Exercise task:
Each entry below is to be given again word for word, with no pictures.

[Stored records]
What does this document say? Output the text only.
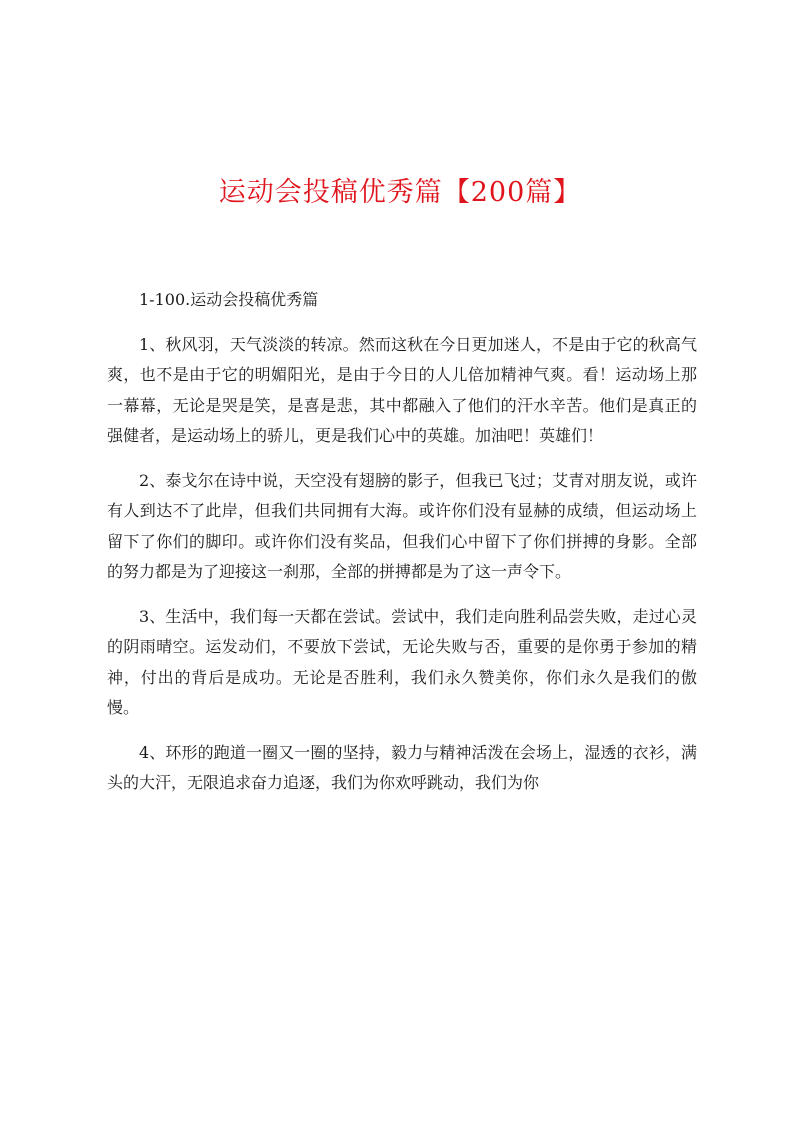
运动会投稿优秀篇【200篇】

1-100.运动会投稿优秀篇

1、秋风羽，天气淡淡的转凉。然而这秋在今日更加迷人，不是由于它的秋高气爽，也不是由于它的明媚阳光，是由于今日的人儿倍加精神气爽。看！运动场上那一幕幕，无论是哭是笑，是喜是悲，其中都融入了他们的汗水辛苦。他们是真正的强健者，是运动场上的骄儿，更是我们心中的英雄。加油吧！英雄们！

2、泰戈尔在诗中说，天空没有翅膀的影子，但我已飞过；艾青对朋友说，或许有人到达不了此岸，但我们共同拥有大海。或许你们没有显赫的成绩，但运动场上留下了你们的脚印。或许你们没有奖品，但我们心中留下了你们拼搏的身影。全部的努力都是为了迎接这一刹那，全部的拼搏都是为了这一声令下。

3、生活中，我们每一天都在尝试。尝试中，我们走向胜利品尝失败，走过心灵的阴雨晴空。运发动们，不要放下尝试，无论失败与否，重要的是你勇于参加的精神，付出的背后是成功。无论是否胜利，我们永久赞美你，你们永久是我们的傲慢。

4、环形的跑道一圈又一圈的坚持，毅力与精神活泼在会场上，湿透的衣衫，满头的大汗，无限追求奋力追逐，我们为你欢呼跳动，我们为你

Answer to this task:
What does this document say? Output the text only.
运动会投稿优秀篇【200篇】

1-100.运动会投稿优秀篇

1、秋风羽，天气淡淡的转凉。然而这秋在今日更加迷人，不是由于它的秋高气爽，也不是由于它的明媚阳光，是由于今日的人儿倍加精神气爽。看！运动场上那一幕幕，无论是哭是笑，是喜是悲，其中都融入了他们的汗水辛苦。他们是真正的强健者，是运动场上的骄儿，更是我们心中的英雄。加油吧！英雄们！

2、泰戈尔在诗中说，天空没有翅膀的影子，但我已飞过；艾青对朋友说，或许有人到达不了此岸，但我们共同拥有大海。或许你们没有显赫的成绩，但运动场上留下了你们的脚印。或许你们没有奖品，但我们心中留下了你们拼搏的身影。全部的努力都是为了迎接这一刹那，全部的拼搏都是为了这一声令下。

3、生活中，我们每一天都在尝试。尝试中，我们走向胜利品尝失败，走过心灵的阴雨晴空。运发动们，不要放下尝试，无论失败与否，重要的是你勇于参加的精神，付出的背后是成功。无论是否胜利，我们永久赞美你，你们永久是我们的傲慢。

4、环形的跑道一圈又一圈的坚持，毅力与精神活泼在会场上，湿透的衣衫，满头的大汗，无限追求奋力追逐，我们为你欢呼跳动，我们为你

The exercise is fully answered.